* Exercise task *
Scan the records and identify every line in which the string "JSON" occurs, then return those lines.

[Extracts from a graphics dataset]
■ ■ ■ ■ ■
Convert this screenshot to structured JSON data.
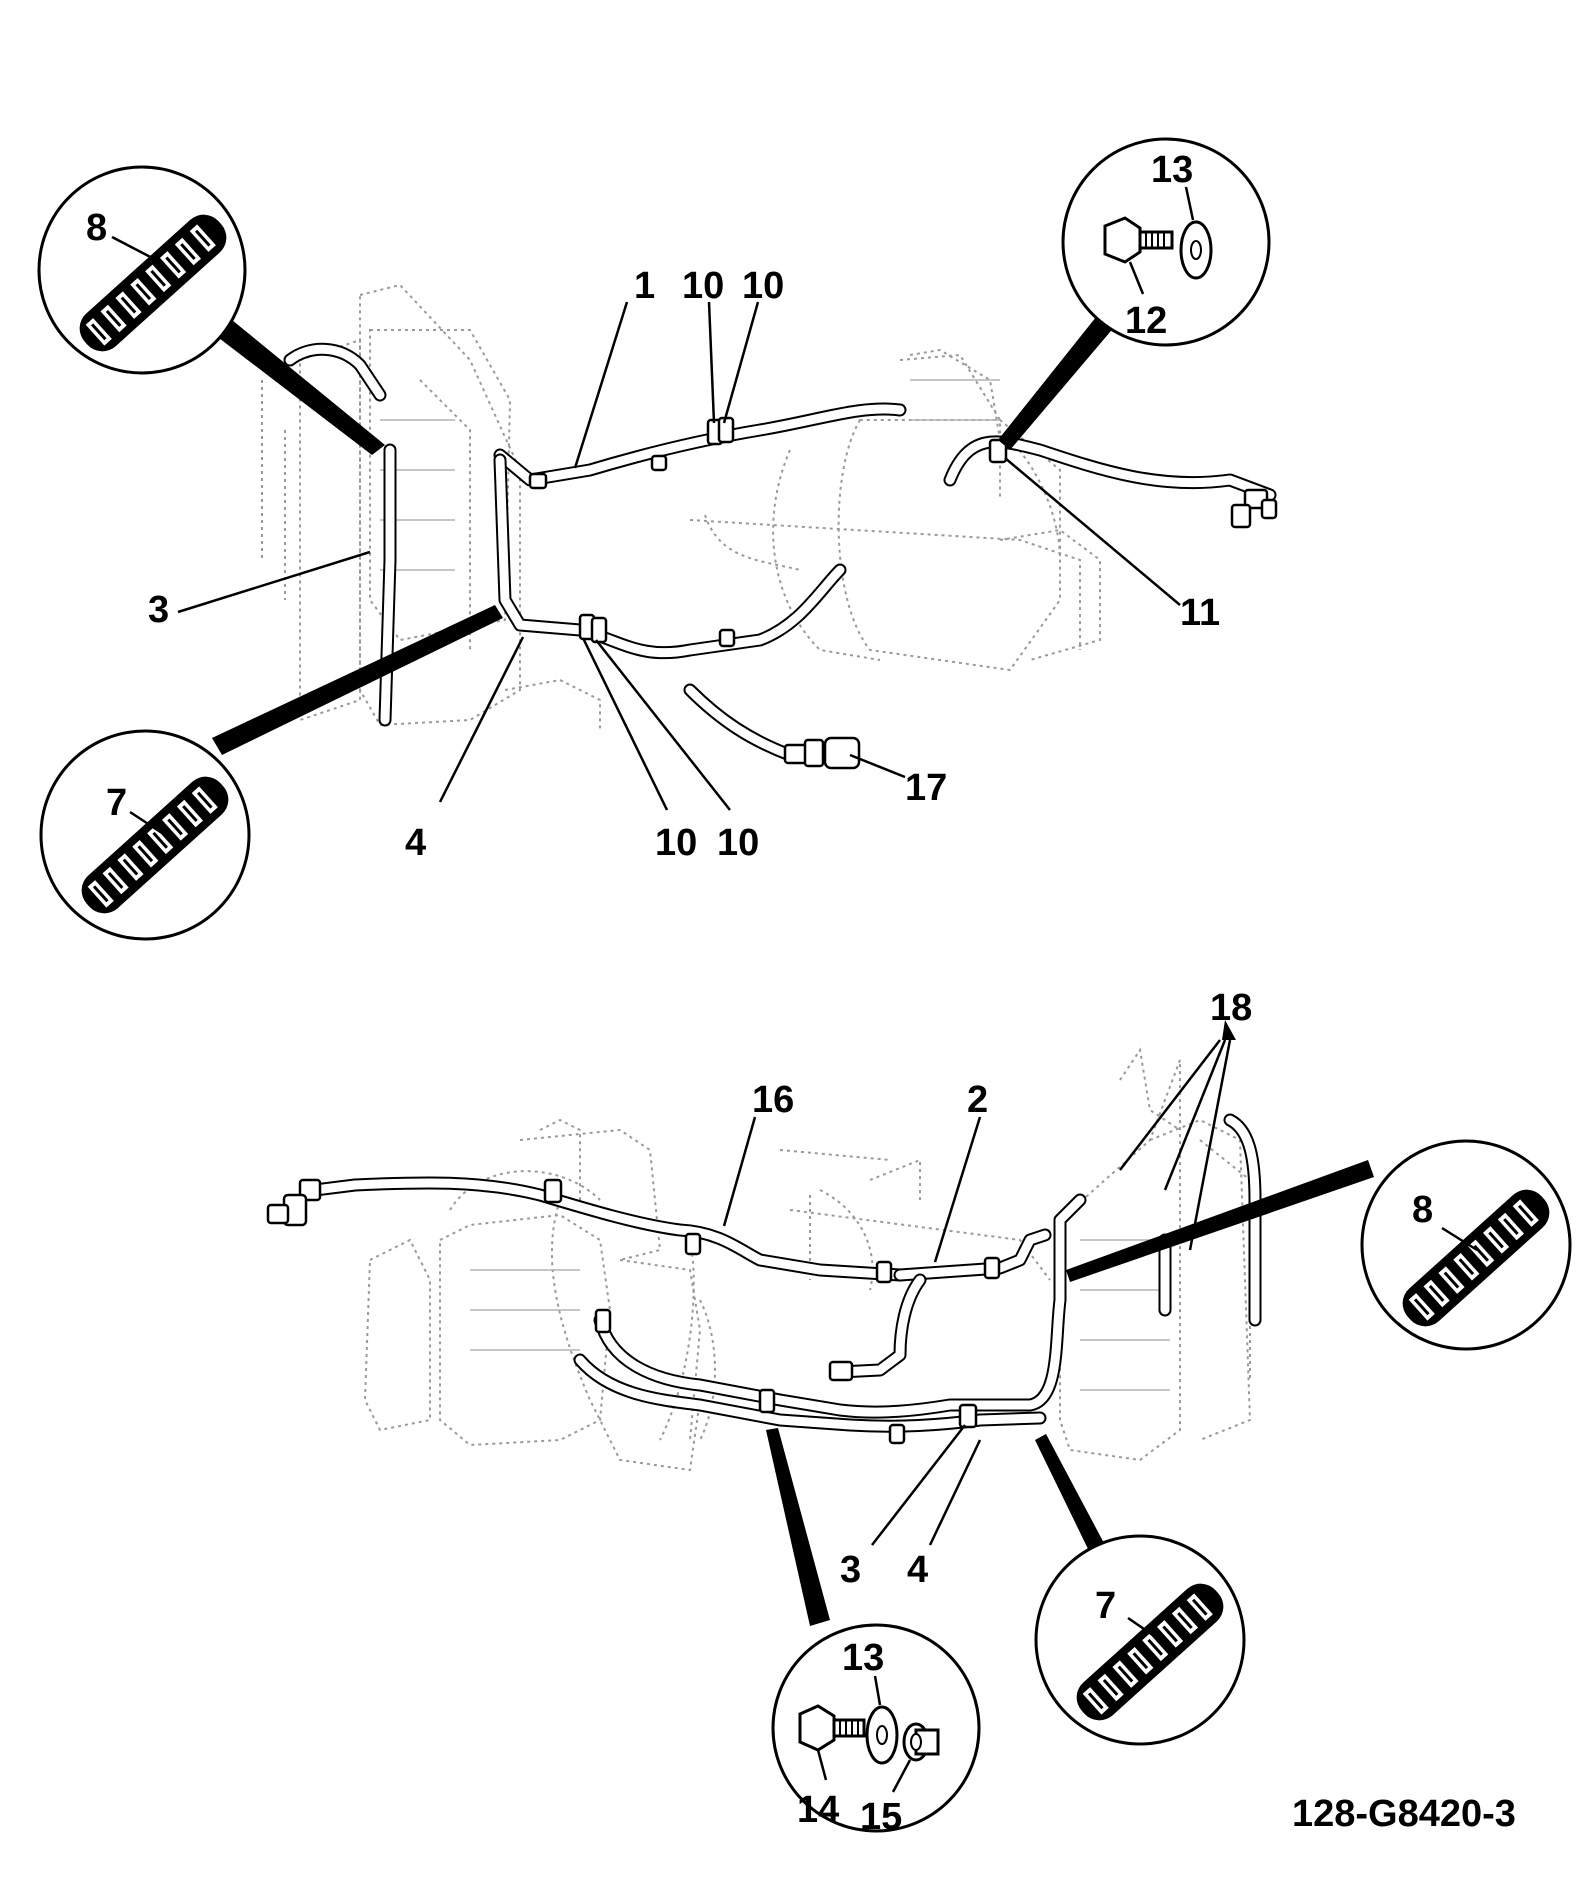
{
  "drawing_ref": "128-G8420-3",
  "callouts": {
    "top": {
      "c1": "1",
      "c10a": "10",
      "c10b": "10",
      "c10c": "10",
      "c10d": "10",
      "c3": "3",
      "c4": "4",
      "c7": "7",
      "c8": "8",
      "c11": "11",
      "c12": "12",
      "c13": "13",
      "c17": "17"
    },
    "bottom": {
      "c16": "16",
      "c2": "2",
      "c18": "18",
      "c8": "8",
      "c7": "7",
      "c3": "3",
      "c4": "4",
      "c13": "13",
      "c14": "14",
      "c15": "15"
    }
  }
}
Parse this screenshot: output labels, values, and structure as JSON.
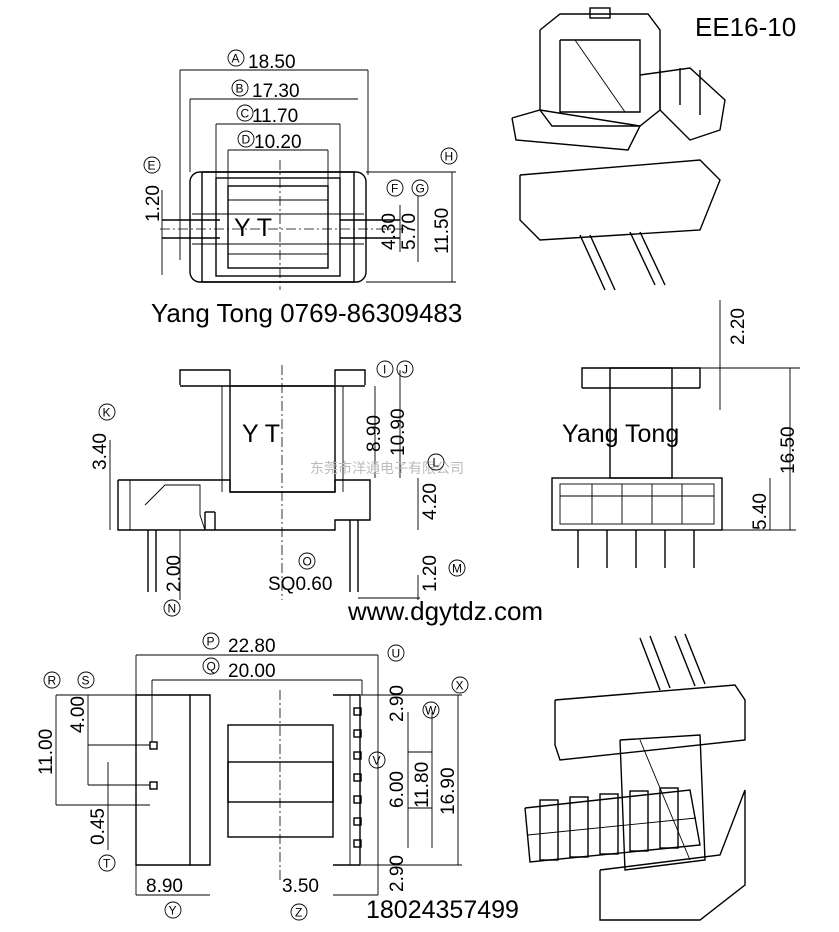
{
  "model": "EE16-10",
  "company_line": "Yang Tong 0769-86309483",
  "website": "www.dgytdz.com",
  "phone": "18024357499",
  "watermark": "东莞市洋通电子有限公司",
  "top_mark": "Y T",
  "front_mark": "Y T",
  "side_mark": "Yang Tong",
  "letters": {
    "A": "A",
    "B": "B",
    "C": "C",
    "D": "D",
    "E": "E",
    "F": "F",
    "G": "G",
    "H": "H",
    "I": "I",
    "J": "J",
    "K": "K",
    "L": "L",
    "M": "M",
    "N": "N",
    "O": "O",
    "P": "P",
    "Q": "Q",
    "R": "R",
    "S": "S",
    "T": "T",
    "U": "U",
    "V": "V",
    "W": "W",
    "X": "X",
    "Y": "Y",
    "Z": "Z"
  },
  "dims": {
    "A": "18.50",
    "B": "17.30",
    "C": "11.70",
    "D": "10.20",
    "E": "1.20",
    "F": "4.30",
    "G": "5.70",
    "H": "11.50",
    "I": "8.90",
    "J": "10.90",
    "K": "3.40",
    "L": "4.20",
    "M": "1.20",
    "N": "2.00",
    "O": "SQ0.60",
    "side_top": "2.20",
    "side_height": "16.50",
    "side_base": "5.40",
    "P": "22.80",
    "Q": "20.00",
    "R": "11.00",
    "S": "4.00",
    "T": "0.45",
    "U": "2.90",
    "V": "6.00",
    "W": "11.80",
    "X": "16.90",
    "U2": "2.90",
    "Y": "8.90",
    "Z": "3.50"
  }
}
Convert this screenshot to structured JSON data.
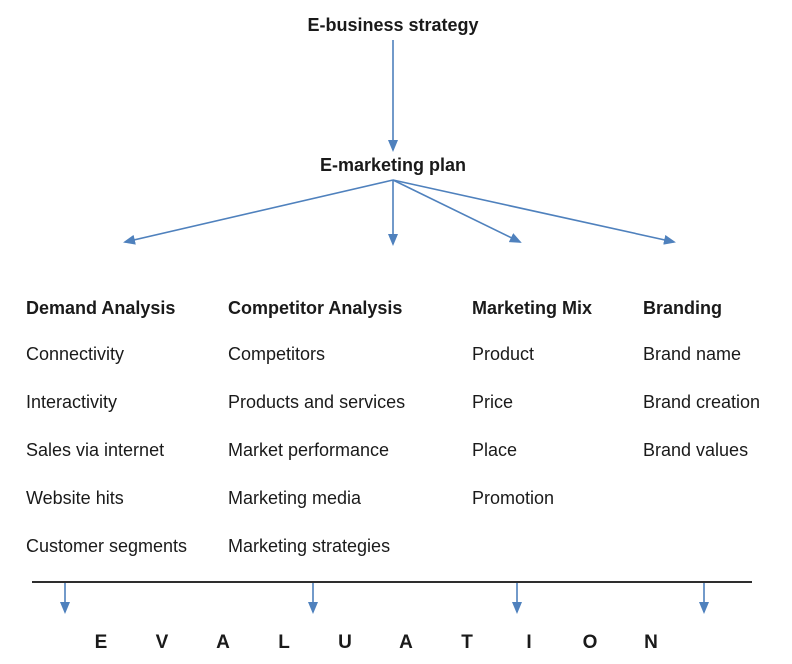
{
  "root": {
    "label": "E-business strategy"
  },
  "plan": {
    "label": "E-marketing plan"
  },
  "columns": [
    {
      "heading": "Demand Analysis",
      "items": [
        "Connectivity",
        "Interactivity",
        "Sales via internet",
        "Website hits",
        "Customer segments"
      ]
    },
    {
      "heading": "Competitor Analysis",
      "items": [
        "Competitors",
        "Products and services",
        "Market performance",
        "Marketing media",
        "Marketing strategies"
      ]
    },
    {
      "heading": "Marketing Mix",
      "items": [
        "Product",
        "Price",
        "Place",
        "Promotion"
      ]
    },
    {
      "heading": "Branding",
      "items": [
        "Brand name",
        "Brand creation",
        "Brand values"
      ]
    }
  ],
  "evaluation": {
    "letters": [
      "E",
      "V",
      "A",
      "L",
      "U",
      "A",
      "T",
      "I",
      "O",
      "N"
    ]
  },
  "colors": {
    "arrow": "#4f81bd",
    "line": "#111111",
    "text": "#1a1a1a"
  }
}
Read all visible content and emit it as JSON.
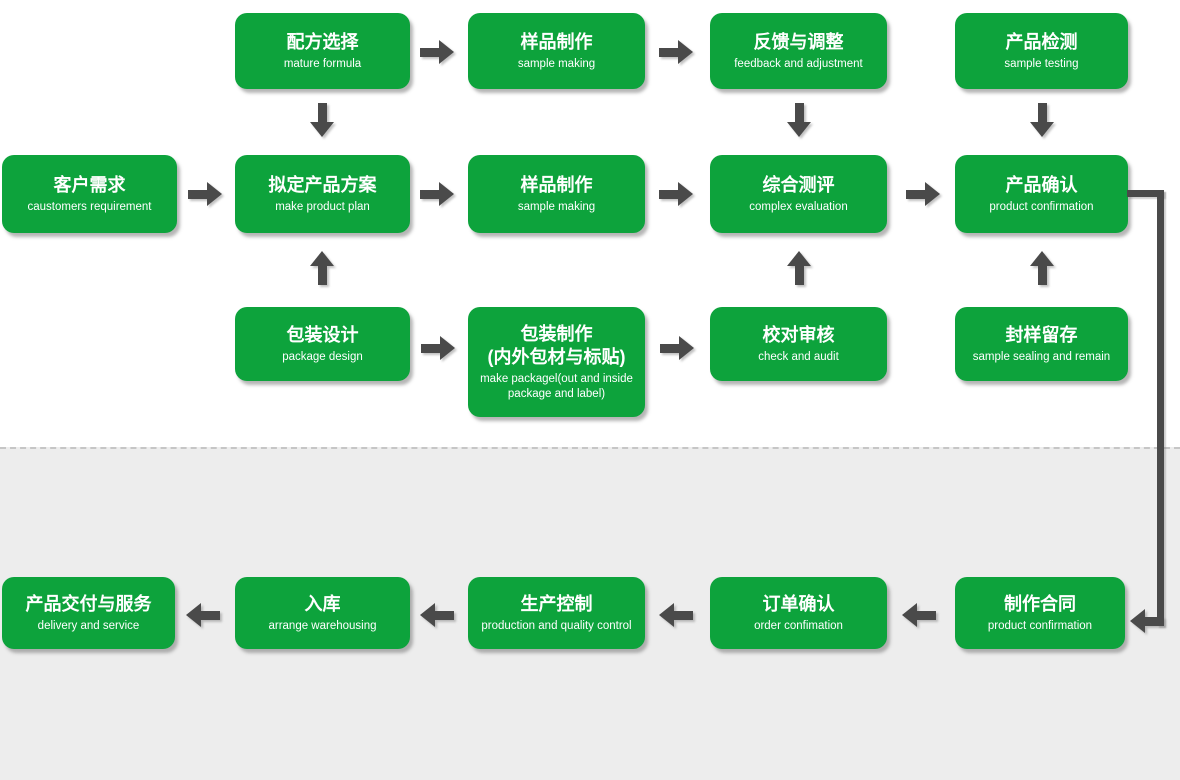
■ ■ ■ ■ ■
* Response *
Convert this screenshot to structured JSON data.
Parse this screenshot: output labels, values, and structure as JSON.
Convert this screenshot to structured JSON data.
Read all visible content and emit it as JSON.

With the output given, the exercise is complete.